[Task description]: Among the entries below, tally each line containing "bijdrage"; respond with the total only.
Exercise material Block Start
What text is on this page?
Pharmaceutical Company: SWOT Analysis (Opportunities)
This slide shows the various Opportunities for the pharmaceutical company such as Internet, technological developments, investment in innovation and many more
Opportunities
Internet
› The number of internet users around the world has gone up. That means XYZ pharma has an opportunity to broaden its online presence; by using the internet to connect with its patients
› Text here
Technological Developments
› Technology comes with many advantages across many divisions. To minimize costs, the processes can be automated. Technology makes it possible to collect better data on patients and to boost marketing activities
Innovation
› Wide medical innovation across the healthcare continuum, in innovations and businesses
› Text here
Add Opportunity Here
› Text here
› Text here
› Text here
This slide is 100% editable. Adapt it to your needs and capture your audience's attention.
Exercise material Block End
Exercise material Block Start
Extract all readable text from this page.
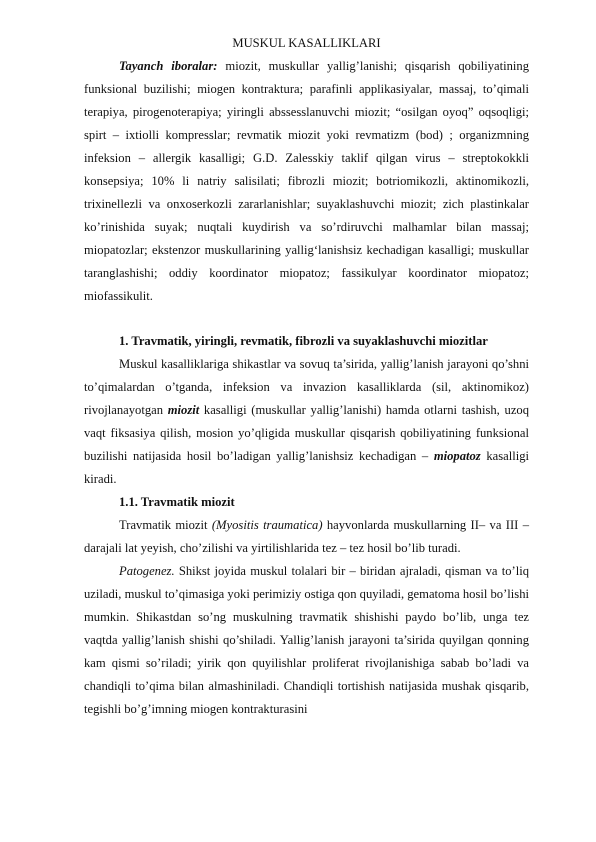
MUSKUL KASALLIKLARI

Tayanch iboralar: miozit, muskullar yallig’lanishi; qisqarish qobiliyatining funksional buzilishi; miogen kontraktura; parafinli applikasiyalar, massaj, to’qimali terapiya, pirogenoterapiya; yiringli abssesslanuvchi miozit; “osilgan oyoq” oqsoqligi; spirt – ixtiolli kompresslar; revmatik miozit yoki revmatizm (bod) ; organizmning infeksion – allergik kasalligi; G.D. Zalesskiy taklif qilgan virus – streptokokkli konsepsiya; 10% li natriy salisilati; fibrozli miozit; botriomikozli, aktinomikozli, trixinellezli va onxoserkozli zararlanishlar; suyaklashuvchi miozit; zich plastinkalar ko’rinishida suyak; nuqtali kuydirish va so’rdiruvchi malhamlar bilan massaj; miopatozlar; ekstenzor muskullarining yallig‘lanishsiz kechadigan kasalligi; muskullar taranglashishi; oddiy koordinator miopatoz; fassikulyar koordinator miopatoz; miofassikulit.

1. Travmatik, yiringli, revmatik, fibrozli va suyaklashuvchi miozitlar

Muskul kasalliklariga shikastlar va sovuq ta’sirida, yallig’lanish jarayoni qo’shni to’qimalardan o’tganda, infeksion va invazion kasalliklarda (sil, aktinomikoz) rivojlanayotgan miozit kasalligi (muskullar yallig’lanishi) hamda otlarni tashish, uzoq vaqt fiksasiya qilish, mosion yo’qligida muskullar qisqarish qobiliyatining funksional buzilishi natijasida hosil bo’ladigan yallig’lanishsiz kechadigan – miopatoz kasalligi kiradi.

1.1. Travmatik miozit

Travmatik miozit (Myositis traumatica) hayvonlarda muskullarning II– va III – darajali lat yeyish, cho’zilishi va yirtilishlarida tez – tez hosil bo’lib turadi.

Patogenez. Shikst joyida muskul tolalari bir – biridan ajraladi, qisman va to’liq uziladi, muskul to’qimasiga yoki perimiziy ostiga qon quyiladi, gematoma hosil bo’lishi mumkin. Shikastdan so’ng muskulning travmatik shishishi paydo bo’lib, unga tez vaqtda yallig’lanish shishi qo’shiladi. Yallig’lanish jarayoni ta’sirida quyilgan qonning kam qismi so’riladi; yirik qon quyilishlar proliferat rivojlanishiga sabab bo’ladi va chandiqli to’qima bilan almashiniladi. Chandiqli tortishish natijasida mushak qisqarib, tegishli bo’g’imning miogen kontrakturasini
Exercise material Block End
Exercise material Block Start
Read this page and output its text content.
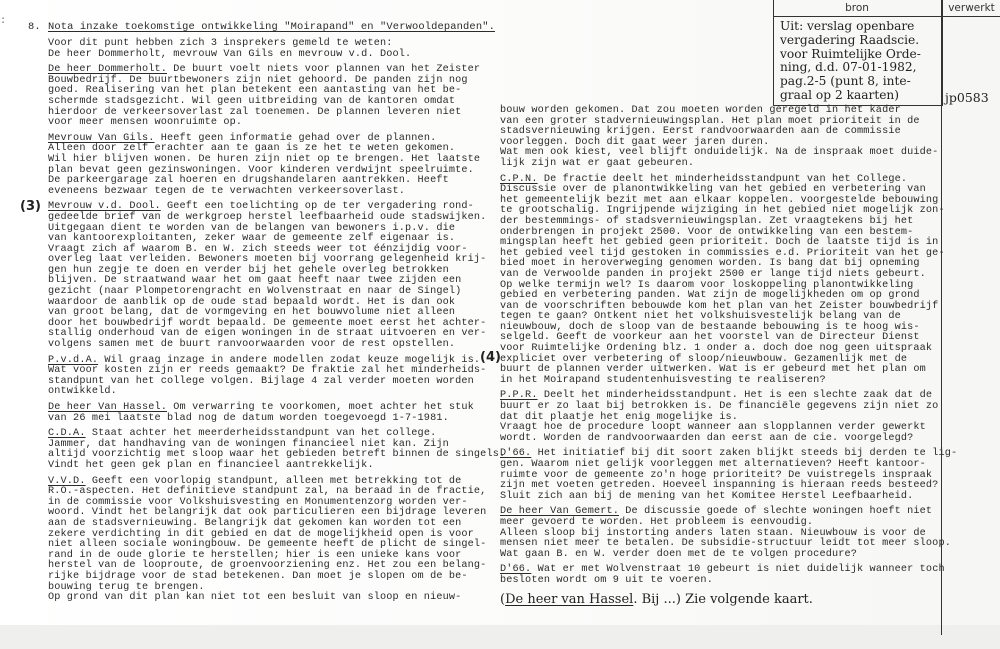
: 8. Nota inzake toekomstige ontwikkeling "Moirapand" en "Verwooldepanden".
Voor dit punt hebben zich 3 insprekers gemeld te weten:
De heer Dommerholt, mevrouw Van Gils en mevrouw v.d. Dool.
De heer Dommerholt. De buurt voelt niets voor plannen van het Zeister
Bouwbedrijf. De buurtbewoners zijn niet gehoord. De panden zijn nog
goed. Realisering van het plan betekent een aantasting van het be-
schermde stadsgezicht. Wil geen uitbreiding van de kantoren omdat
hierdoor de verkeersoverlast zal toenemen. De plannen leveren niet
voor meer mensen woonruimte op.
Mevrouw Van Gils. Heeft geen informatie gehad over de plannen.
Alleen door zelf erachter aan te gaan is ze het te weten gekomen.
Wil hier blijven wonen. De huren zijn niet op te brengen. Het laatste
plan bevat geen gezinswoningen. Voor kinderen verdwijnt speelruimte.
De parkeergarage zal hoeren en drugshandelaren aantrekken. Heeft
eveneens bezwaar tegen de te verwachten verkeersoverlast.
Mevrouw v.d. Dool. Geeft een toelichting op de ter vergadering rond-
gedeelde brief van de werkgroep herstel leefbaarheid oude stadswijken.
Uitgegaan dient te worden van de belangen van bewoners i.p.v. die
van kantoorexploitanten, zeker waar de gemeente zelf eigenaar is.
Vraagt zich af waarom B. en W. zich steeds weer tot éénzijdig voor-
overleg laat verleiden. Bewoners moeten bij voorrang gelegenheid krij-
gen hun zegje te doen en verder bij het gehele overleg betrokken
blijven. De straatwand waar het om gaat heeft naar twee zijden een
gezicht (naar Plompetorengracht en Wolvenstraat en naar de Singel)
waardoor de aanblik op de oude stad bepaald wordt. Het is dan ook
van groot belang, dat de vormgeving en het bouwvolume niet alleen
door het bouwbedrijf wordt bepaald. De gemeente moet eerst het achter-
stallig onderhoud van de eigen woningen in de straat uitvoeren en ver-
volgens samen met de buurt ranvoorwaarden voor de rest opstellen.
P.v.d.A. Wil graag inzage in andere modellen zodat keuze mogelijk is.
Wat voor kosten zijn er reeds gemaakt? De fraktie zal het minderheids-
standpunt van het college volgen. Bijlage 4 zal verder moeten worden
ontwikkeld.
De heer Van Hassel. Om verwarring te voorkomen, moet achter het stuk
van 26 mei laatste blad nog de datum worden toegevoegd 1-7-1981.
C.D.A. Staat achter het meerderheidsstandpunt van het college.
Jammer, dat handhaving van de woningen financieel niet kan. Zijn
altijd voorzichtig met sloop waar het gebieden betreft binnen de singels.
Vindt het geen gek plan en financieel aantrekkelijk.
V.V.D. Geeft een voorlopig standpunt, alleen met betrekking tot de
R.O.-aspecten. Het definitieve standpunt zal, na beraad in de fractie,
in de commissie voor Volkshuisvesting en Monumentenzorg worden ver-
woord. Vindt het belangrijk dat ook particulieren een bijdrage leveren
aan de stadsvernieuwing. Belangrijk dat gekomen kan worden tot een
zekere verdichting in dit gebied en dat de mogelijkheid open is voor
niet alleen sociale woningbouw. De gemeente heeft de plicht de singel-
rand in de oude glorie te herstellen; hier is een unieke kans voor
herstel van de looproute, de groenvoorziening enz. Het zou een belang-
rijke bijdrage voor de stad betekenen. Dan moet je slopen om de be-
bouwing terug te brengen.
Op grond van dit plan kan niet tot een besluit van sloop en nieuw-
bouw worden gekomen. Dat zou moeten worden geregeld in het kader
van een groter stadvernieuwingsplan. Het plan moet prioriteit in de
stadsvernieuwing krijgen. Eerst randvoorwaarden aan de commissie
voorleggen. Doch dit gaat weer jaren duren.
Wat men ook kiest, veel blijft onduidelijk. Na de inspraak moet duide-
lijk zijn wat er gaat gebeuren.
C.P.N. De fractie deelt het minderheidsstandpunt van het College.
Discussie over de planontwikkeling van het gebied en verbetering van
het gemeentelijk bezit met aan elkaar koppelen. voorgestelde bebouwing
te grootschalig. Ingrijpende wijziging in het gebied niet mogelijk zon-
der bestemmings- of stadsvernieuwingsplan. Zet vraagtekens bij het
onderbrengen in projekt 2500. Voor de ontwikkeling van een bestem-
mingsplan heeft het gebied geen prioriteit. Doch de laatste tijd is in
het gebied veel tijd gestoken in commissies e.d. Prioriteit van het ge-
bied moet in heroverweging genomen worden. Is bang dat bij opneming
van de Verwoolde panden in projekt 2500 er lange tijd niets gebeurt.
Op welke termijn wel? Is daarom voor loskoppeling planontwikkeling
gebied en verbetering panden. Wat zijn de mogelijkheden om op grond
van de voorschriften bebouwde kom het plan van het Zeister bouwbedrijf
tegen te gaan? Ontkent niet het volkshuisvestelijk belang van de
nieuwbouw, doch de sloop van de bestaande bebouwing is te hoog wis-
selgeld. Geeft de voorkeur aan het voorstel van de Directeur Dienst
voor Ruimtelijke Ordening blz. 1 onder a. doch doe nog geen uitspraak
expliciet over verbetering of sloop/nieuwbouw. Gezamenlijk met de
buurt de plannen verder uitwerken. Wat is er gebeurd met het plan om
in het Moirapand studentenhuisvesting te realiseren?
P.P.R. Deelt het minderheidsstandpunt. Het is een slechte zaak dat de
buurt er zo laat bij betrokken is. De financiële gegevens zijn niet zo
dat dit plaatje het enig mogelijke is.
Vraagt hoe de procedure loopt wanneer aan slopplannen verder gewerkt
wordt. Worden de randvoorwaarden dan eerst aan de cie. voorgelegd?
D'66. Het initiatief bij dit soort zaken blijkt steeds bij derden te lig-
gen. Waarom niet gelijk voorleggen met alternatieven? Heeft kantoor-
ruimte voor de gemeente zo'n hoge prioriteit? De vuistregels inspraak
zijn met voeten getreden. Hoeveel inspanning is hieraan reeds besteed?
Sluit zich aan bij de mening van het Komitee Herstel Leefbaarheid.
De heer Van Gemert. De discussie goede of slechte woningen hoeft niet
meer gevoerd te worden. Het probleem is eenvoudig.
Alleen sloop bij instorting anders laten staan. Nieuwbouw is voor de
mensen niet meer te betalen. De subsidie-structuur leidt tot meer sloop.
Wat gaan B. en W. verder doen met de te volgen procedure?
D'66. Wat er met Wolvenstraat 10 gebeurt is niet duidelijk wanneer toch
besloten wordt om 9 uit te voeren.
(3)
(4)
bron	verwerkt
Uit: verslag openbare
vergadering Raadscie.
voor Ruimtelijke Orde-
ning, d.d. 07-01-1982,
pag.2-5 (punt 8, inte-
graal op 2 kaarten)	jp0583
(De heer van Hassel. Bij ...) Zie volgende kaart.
Exercise material Block End
[Output for this exercise]: 2